Collected data entries
★ ★ ★ ★ ★ ★ ★

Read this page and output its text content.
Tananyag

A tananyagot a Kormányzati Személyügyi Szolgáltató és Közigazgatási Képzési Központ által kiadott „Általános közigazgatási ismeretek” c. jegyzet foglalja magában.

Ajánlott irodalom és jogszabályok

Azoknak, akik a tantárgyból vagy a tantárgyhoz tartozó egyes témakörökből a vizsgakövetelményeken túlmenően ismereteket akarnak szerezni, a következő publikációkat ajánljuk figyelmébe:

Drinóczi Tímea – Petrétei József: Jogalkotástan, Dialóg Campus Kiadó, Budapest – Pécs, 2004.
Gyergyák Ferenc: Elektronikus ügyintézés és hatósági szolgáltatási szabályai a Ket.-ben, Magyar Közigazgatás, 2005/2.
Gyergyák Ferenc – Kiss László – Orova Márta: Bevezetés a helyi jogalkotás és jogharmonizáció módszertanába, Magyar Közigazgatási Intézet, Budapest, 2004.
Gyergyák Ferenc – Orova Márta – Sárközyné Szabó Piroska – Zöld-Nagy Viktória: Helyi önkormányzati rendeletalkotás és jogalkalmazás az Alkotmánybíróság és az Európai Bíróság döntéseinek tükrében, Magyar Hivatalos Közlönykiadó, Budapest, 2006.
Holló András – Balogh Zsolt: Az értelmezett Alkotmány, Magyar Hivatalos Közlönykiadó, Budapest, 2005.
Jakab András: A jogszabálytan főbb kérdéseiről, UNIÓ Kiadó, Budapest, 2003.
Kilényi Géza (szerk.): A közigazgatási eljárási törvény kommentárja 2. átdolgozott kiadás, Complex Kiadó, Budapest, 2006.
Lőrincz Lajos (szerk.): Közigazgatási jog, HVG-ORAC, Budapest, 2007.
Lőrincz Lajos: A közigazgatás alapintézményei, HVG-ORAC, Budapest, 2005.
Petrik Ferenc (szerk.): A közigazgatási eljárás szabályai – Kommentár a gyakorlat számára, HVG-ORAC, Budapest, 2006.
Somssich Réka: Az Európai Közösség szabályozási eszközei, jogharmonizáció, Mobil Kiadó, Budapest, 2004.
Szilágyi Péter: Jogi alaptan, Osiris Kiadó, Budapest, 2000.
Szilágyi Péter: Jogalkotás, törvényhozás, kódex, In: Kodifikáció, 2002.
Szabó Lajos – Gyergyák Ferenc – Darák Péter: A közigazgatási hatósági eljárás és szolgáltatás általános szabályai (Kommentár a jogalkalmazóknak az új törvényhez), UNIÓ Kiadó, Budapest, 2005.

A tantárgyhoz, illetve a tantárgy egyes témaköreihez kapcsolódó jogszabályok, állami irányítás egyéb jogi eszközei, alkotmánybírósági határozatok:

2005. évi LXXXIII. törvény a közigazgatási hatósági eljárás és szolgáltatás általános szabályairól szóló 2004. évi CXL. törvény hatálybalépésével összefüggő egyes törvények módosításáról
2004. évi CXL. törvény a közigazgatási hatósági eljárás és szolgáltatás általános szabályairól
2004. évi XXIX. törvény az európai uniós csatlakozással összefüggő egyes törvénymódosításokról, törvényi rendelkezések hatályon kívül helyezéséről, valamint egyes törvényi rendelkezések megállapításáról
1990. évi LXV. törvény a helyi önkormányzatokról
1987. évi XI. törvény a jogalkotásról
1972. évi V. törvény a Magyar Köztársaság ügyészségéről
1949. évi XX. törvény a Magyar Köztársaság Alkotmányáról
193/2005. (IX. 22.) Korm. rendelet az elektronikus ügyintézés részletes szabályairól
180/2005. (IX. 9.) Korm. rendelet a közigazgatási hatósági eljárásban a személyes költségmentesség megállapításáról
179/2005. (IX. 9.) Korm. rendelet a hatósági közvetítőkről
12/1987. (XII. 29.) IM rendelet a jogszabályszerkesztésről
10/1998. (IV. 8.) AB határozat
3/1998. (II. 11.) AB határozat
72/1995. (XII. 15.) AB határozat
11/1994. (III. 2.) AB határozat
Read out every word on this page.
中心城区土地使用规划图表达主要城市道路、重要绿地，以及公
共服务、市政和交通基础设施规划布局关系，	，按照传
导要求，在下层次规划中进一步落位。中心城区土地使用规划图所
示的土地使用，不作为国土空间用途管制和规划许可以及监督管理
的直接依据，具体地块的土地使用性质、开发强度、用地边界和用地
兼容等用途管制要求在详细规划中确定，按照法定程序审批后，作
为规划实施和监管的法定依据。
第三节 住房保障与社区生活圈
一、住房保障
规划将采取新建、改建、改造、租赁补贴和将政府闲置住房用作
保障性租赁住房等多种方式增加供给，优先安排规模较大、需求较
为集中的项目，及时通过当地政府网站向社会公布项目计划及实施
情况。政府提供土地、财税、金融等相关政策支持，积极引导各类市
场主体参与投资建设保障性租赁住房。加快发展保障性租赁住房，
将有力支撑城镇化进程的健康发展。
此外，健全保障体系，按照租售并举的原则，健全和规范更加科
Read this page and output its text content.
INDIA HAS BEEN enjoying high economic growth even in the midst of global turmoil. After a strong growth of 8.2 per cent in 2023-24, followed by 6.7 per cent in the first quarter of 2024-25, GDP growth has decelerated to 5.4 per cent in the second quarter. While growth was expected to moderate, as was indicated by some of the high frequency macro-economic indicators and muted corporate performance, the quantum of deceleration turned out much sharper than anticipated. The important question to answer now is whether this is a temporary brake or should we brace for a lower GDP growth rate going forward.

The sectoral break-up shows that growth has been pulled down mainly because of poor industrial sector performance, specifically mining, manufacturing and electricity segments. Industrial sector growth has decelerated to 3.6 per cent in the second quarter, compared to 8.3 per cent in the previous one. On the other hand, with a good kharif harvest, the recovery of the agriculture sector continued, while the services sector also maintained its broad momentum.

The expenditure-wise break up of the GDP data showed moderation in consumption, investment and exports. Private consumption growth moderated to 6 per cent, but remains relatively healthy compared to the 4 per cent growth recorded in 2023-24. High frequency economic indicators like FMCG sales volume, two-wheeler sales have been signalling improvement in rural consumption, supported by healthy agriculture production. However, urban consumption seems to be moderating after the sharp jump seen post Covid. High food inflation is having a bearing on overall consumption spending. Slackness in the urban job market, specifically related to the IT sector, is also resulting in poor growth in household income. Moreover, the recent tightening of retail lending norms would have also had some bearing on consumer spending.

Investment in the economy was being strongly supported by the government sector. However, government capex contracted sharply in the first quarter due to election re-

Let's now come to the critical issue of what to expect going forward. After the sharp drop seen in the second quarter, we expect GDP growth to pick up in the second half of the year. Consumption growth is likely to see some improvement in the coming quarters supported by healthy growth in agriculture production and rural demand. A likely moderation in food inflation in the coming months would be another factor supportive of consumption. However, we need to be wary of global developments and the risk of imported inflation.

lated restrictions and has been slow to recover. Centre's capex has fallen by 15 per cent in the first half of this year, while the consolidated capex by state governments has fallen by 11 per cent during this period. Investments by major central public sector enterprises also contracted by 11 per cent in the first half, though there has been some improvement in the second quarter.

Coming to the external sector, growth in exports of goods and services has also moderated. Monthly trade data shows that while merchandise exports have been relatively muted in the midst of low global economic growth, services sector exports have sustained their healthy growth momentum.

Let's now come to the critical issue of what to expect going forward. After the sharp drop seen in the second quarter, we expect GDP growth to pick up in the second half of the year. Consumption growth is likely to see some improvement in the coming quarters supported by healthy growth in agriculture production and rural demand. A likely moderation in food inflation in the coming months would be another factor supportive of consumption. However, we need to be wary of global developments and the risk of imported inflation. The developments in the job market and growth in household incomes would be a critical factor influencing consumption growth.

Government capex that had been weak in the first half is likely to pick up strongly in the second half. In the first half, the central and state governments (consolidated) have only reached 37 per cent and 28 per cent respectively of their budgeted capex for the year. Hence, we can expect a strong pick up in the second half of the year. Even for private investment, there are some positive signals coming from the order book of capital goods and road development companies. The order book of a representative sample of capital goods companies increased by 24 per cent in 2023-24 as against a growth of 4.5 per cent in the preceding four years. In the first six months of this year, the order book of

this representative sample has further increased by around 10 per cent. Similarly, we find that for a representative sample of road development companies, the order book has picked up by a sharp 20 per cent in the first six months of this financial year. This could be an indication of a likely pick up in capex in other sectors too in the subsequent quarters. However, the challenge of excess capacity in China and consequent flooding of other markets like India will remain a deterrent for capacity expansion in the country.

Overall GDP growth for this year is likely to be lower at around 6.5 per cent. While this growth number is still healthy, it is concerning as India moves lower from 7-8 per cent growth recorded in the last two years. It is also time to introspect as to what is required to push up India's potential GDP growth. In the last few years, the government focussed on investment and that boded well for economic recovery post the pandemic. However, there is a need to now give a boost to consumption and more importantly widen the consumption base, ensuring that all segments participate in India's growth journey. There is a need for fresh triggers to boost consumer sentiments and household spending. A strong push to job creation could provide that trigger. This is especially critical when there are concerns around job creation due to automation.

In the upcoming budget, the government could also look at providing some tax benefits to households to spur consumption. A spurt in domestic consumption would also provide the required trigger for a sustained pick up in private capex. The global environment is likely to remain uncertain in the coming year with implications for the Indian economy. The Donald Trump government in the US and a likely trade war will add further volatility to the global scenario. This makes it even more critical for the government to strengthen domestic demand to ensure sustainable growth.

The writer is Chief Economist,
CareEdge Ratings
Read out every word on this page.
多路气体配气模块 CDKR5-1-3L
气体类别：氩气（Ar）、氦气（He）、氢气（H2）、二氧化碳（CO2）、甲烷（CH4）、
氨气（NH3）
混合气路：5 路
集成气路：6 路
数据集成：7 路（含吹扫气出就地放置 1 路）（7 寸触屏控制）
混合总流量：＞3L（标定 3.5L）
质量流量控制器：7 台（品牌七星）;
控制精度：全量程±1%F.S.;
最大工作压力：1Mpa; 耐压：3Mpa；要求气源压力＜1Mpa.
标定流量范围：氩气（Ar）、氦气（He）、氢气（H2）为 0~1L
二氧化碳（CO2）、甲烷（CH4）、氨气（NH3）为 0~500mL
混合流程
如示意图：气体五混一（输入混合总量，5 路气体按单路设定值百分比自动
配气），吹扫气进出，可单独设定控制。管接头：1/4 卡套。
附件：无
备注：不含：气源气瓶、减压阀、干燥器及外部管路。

★ ★ ★ ★ ★ ★ ★

Short exercise:
Using the listing, copy every line where the word "Lajos" shows up.

The result:
Lőrincz Lajos (szerk.): Közigazgatási jog, HVG-ORAC, Budapest, 2007.
Lőrincz Lajos: A közigazgatás alapintézményei, HVG-ORAC, Budapest, 2005.
Szabó Lajos – Gyergyák Ferenc – Darák Péter: A közigazgatási hatósági eljárás és szolgáltatás általános szabályai (Kommentár a jogalkalmazóknak az új törvényhez), UNIÓ Kiadó, Budapest, 2005.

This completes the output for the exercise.